• [Given task]
Can you copy out the data exactly? Leave the images out.

• [Given data]
-- Begin --

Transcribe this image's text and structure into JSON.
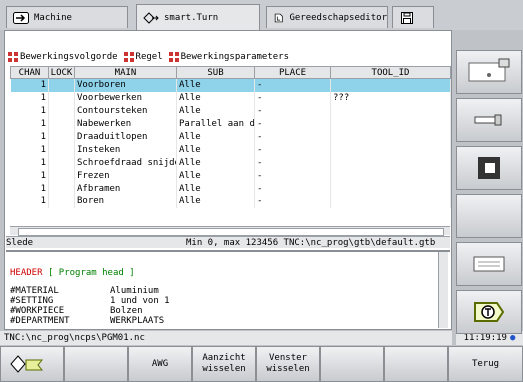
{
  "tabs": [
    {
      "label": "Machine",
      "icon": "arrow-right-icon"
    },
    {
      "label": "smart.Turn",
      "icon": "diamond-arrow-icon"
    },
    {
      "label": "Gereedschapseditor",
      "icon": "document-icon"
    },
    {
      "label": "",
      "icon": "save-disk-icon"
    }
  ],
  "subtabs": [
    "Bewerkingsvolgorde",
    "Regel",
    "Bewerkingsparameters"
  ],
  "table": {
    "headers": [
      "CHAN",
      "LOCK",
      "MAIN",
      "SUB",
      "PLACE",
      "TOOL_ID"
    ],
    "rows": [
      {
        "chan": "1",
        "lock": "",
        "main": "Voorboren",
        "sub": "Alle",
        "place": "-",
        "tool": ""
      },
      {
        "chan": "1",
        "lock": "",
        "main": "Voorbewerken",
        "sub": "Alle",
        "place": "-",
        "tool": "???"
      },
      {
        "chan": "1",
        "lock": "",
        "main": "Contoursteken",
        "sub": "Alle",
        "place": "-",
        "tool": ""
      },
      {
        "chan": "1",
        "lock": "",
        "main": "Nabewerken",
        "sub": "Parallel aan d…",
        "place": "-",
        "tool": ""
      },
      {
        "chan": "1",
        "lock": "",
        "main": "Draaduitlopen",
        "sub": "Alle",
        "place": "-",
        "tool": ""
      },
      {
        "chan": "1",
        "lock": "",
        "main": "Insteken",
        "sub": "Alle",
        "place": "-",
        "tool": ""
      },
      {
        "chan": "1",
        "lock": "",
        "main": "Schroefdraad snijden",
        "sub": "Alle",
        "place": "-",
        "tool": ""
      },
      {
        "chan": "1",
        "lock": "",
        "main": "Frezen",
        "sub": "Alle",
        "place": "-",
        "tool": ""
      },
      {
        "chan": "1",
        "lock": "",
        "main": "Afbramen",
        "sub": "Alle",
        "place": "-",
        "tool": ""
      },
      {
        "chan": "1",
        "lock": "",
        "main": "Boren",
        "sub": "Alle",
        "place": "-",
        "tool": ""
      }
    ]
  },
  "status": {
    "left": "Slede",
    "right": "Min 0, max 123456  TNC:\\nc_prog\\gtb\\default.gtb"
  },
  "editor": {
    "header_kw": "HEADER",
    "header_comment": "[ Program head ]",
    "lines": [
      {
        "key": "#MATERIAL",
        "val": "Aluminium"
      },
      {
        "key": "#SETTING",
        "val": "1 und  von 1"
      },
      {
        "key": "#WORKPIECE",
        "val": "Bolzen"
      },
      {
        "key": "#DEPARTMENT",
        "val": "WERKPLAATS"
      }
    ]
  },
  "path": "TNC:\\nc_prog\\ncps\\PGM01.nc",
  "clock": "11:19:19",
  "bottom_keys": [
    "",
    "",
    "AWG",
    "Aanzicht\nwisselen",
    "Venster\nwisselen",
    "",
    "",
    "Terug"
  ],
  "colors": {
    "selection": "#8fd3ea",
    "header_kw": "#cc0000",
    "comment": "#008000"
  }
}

-- End --

• [Answer below]
Transcribe this image's text and structure into JSON.
{
  "tabs": [
    {
      "label": "Machine",
      "icon": "arrow-right-icon"
    },
    {
      "label": "smart.Turn",
      "icon": "diamond-arrow-icon"
    },
    {
      "label": "Gereedschapseditor",
      "icon": "document-icon"
    },
    {
      "label": "",
      "icon": "save-disk-icon"
    }
  ],
  "subtabs": [
    "Bewerkingsvolgorde",
    "Regel",
    "Bewerkingsparameters"
  ],
  "table": {
    "headers": [
      "CHAN",
      "LOCK",
      "MAIN",
      "SUB",
      "PLACE",
      "TOOL_ID"
    ],
    "rows": [
      {
        "chan": "1",
        "lock": "",
        "main": "Voorboren",
        "sub": "Alle",
        "place": "-",
        "tool": ""
      },
      {
        "chan": "1",
        "lock": "",
        "main": "Voorbewerken",
        "sub": "Alle",
        "place": "-",
        "tool": "???"
      },
      {
        "chan": "1",
        "lock": "",
        "main": "Contoursteken",
        "sub": "Alle",
        "place": "-",
        "tool": ""
      },
      {
        "chan": "1",
        "lock": "",
        "main": "Nabewerken",
        "sub": "Parallel aan d…",
        "place": "-",
        "tool": ""
      },
      {
        "chan": "1",
        "lock": "",
        "main": "Draaduitlopen",
        "sub": "Alle",
        "place": "-",
        "tool": ""
      },
      {
        "chan": "1",
        "lock": "",
        "main": "Insteken",
        "sub": "Alle",
        "place": "-",
        "tool": ""
      },
      {
        "chan": "1",
        "lock": "",
        "main": "Schroefdraad snijden",
        "sub": "Alle",
        "place": "-",
        "tool": ""
      },
      {
        "chan": "1",
        "lock": "",
        "main": "Frezen",
        "sub": "Alle",
        "place": "-",
        "tool": ""
      },
      {
        "chan": "1",
        "lock": "",
        "main": "Afbramen",
        "sub": "Alle",
        "place": "-",
        "tool": ""
      },
      {
        "chan": "1",
        "lock": "",
        "main": "Boren",
        "sub": "Alle",
        "place": "-",
        "tool": ""
      }
    ]
  },
  "status": {
    "left": "Slede",
    "right": "Min 0, max 123456  TNC:\\nc_prog\\gtb\\default.gtb"
  },
  "editor": {
    "header_kw": "HEADER",
    "header_comment": "[ Program head ]",
    "lines": [
      {
        "key": "#MATERIAL",
        "val": "Aluminium"
      },
      {
        "key": "#SETTING",
        "val": "1 und  von 1"
      },
      {
        "key": "#WORKPIECE",
        "val": "Bolzen"
      },
      {
        "key": "#DEPARTMENT",
        "val": "WERKPLAATS"
      }
    ]
  },
  "path": "TNC:\\nc_prog\\ncps\\PGM01.nc",
  "clock": "11:19:19",
  "bottom_keys": [
    "",
    "",
    "AWG",
    "Aanzicht\nwisselen",
    "Venster\nwisselen",
    "",
    "",
    "Terug"
  ],
  "colors": {
    "selection": "#8fd3ea",
    "header_kw": "#cc0000",
    "comment": "#008000"
  }
}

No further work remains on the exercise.